## SHORT PROBLEM
Extract every line that contains the word "Nested".
*** RECORDS SUPPLIED ***
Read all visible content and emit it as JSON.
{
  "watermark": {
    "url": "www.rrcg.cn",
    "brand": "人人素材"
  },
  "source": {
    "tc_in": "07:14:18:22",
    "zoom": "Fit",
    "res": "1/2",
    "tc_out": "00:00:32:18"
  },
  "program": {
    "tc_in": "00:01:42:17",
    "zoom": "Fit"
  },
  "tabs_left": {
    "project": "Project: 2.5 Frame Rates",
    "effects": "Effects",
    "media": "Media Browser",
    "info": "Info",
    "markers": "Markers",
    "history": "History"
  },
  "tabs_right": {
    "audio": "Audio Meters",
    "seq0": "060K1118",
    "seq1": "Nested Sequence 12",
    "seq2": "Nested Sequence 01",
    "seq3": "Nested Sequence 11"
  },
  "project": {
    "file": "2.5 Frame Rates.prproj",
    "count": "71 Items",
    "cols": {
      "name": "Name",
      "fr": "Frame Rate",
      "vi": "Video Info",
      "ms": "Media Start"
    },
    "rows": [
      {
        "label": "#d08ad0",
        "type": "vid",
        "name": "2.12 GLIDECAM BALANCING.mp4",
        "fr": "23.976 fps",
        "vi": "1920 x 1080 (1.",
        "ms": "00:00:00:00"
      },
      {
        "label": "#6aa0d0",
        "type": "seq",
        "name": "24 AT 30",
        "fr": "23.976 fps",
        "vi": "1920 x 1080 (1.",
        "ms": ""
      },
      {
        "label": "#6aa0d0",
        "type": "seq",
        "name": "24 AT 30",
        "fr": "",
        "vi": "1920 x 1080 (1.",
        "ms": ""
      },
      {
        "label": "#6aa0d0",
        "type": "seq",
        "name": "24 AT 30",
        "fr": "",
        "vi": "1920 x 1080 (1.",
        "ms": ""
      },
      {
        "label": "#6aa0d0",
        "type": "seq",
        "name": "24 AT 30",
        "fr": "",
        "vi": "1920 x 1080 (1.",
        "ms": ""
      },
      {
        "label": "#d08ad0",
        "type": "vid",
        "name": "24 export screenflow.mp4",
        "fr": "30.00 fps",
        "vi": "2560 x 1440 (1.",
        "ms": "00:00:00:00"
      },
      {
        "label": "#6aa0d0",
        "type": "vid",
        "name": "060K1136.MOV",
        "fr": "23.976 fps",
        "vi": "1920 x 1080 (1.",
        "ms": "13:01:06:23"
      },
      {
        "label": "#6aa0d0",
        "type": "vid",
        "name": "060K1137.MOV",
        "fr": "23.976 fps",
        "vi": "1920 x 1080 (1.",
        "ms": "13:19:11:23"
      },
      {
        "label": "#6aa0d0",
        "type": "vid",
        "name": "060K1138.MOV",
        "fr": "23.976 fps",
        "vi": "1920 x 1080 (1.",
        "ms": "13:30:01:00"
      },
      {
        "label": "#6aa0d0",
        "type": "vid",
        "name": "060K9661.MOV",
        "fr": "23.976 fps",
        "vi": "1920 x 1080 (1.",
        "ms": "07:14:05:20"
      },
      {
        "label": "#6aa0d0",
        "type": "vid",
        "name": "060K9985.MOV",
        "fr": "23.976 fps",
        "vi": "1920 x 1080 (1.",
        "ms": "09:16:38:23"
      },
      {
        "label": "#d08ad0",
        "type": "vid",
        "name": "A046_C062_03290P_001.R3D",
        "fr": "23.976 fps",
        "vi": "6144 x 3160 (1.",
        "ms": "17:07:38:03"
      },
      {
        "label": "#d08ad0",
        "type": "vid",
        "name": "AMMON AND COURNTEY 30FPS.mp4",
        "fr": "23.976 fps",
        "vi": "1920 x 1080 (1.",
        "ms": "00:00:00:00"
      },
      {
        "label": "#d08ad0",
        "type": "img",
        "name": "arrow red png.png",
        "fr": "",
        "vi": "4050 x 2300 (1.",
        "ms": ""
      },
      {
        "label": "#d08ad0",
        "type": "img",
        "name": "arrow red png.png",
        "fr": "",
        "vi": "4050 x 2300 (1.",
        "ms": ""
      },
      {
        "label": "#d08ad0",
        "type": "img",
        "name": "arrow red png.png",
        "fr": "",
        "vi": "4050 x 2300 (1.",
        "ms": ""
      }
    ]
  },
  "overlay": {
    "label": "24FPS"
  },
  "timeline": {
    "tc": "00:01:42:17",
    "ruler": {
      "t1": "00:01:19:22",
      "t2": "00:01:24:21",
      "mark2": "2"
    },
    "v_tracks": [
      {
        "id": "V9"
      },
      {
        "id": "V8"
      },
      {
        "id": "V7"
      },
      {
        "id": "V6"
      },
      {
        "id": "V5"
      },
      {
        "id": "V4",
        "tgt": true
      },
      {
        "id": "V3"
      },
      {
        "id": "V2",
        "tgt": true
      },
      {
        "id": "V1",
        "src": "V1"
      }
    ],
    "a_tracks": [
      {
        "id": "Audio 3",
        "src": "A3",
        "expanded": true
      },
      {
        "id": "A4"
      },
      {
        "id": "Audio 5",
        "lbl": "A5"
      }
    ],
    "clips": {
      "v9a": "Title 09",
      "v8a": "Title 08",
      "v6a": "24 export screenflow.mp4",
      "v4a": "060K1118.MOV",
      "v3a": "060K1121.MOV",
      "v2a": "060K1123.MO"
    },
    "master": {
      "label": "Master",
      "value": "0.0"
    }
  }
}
***
## RESPONSE BELOW
    "seq1": "Nested Sequence 12",
    "seq2": "Nested Sequence 01",
    "seq3": "Nested Sequence 11"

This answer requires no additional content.